Goal: Word for word, set down the records and skip each picture.

━━━━━━━━━━━━━━━━

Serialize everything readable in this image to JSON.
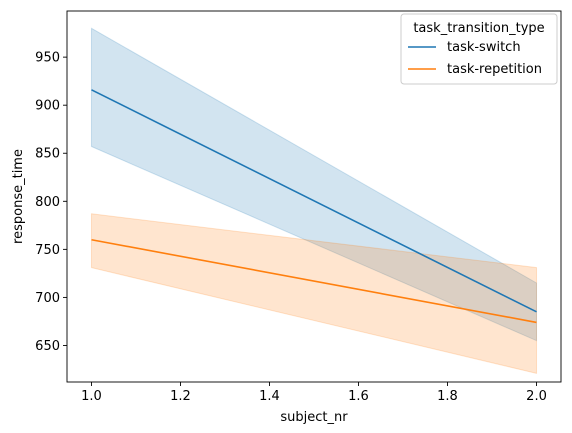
{
  "chart_data": {
    "type": "line",
    "xlabel": "subject_nr",
    "ylabel": "response_time",
    "xlim": [
      0.945,
      2.055
    ],
    "ylim": [
      612,
      998
    ],
    "xticks": [
      1.0,
      1.2,
      1.4,
      1.6,
      1.8,
      2.0
    ],
    "xtick_labels": [
      "1.0",
      "1.2",
      "1.4",
      "1.6",
      "1.8",
      "2.0"
    ],
    "yticks": [
      650,
      700,
      750,
      800,
      850,
      900,
      950
    ],
    "ytick_labels": [
      "650",
      "700",
      "750",
      "800",
      "850",
      "900",
      "950"
    ],
    "grid": false,
    "legend": {
      "title": "task_transition_type",
      "placement": "upper right"
    },
    "series": [
      {
        "name": "task-switch",
        "color": "#1f77b4",
        "x": [
          1.0,
          2.0
        ],
        "values": [
          916,
          685
        ],
        "ci_lower": [
          857,
          655
        ],
        "ci_upper": [
          980,
          715
        ]
      },
      {
        "name": "task-repetition",
        "color": "#ff7f0e",
        "x": [
          1.0,
          2.0
        ],
        "values": [
          760,
          674
        ],
        "ci_lower": [
          731,
          621
        ],
        "ci_upper": [
          787,
          731
        ]
      }
    ]
  }
}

━━━━━━━━━━━━━━━━

The result:
Serialize everything readable in this image to JSON.
{
  "chart_data": {
    "type": "line",
    "xlabel": "subject_nr",
    "ylabel": "response_time",
    "xlim": [
      0.945,
      2.055
    ],
    "ylim": [
      612,
      998
    ],
    "xticks": [
      1.0,
      1.2,
      1.4,
      1.6,
      1.8,
      2.0
    ],
    "xtick_labels": [
      "1.0",
      "1.2",
      "1.4",
      "1.6",
      "1.8",
      "2.0"
    ],
    "yticks": [
      650,
      700,
      750,
      800,
      850,
      900,
      950
    ],
    "ytick_labels": [
      "650",
      "700",
      "750",
      "800",
      "850",
      "900",
      "950"
    ],
    "grid": false,
    "legend": {
      "title": "task_transition_type",
      "placement": "upper right"
    },
    "series": [
      {
        "name": "task-switch",
        "color": "#1f77b4",
        "x": [
          1.0,
          2.0
        ],
        "values": [
          916,
          685
        ],
        "ci_lower": [
          857,
          655
        ],
        "ci_upper": [
          980,
          715
        ]
      },
      {
        "name": "task-repetition",
        "color": "#ff7f0e",
        "x": [
          1.0,
          2.0
        ],
        "values": [
          760,
          674
        ],
        "ci_lower": [
          731,
          621
        ],
        "ci_upper": [
          787,
          731
        ]
      }
    ]
  }
}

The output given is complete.